Exercise aim |
Select from the data all lines with the word "основной".

Material for this task |
+===+
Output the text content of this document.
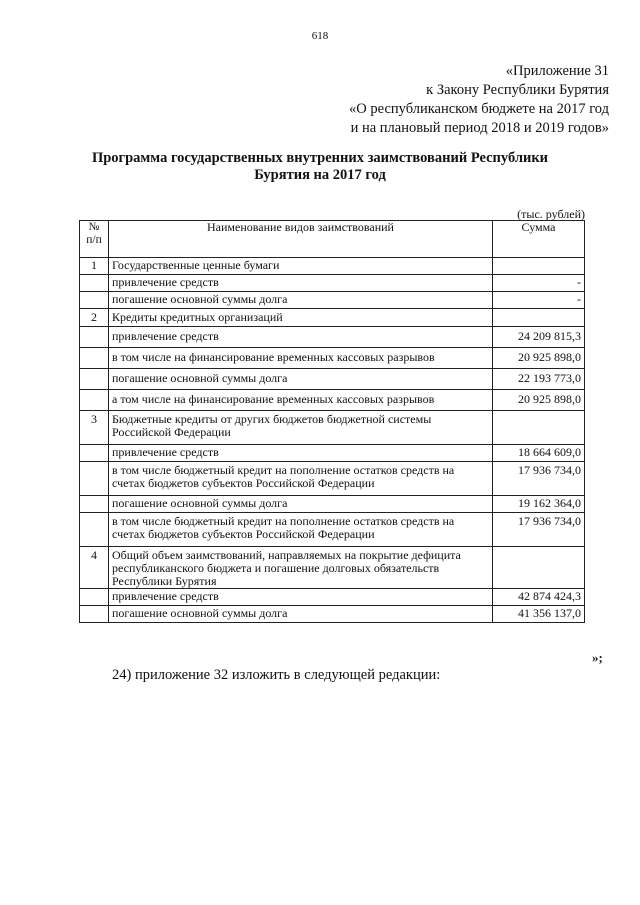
618
«Приложение 31
к Закону Республики Бурятия
«О республиканском бюджете на 2017 год
и на плановый период 2018 и 2019 годов»
Программа государственных внутренних заимствований Республики
Бурятия на 2017 год
(тыс. рублей)
№ п/п	Наименование видов заимствований	Сумма
1	Государственные ценные бумаги	
	привлечение средств	-
	погашение основной суммы долга	-
2	Кредиты кредитных организаций	
	привлечение средств	24 209 815,3
	в том числе на финансирование временных кассовых разрывов	20 925 898,0
	погашение основной суммы долга	22 193 773,0
	а том числе на финансирование временных кассовых разрывов	20 925 898,0
3	Бюджетные кредиты от других бюджетов бюджетной системы Российской Федерации	
	привлечение средств	18 664 609,0
	в том числе бюджетный кредит на пополнение остатков средств на счетах бюджетов субъектов Российской Федерации	17 936 734,0
	погашение основной суммы долга	19 162 364,0
	в том числе бюджетный кредит на пополнение остатков средств на счетах бюджетов субъектов Российской Федерации	17 936 734,0
4	Общий объем заимствований, направляемых на покрытие дефицита республиканского бюджета и погашение долговых обязательств Республики Бурятия	
	привлечение средств	42 874 424,3
	погашение основной суммы долга	41 356 137,0
»;
24) приложение 32 изложить в следующей редакции:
+===+
Finished answer |
	погашение основной суммы долга	-
	погашение основной суммы долга	22 193 773,0
	погашение основной суммы долга	19 162 364,0
	погашение основной суммы долга	41 356 137,0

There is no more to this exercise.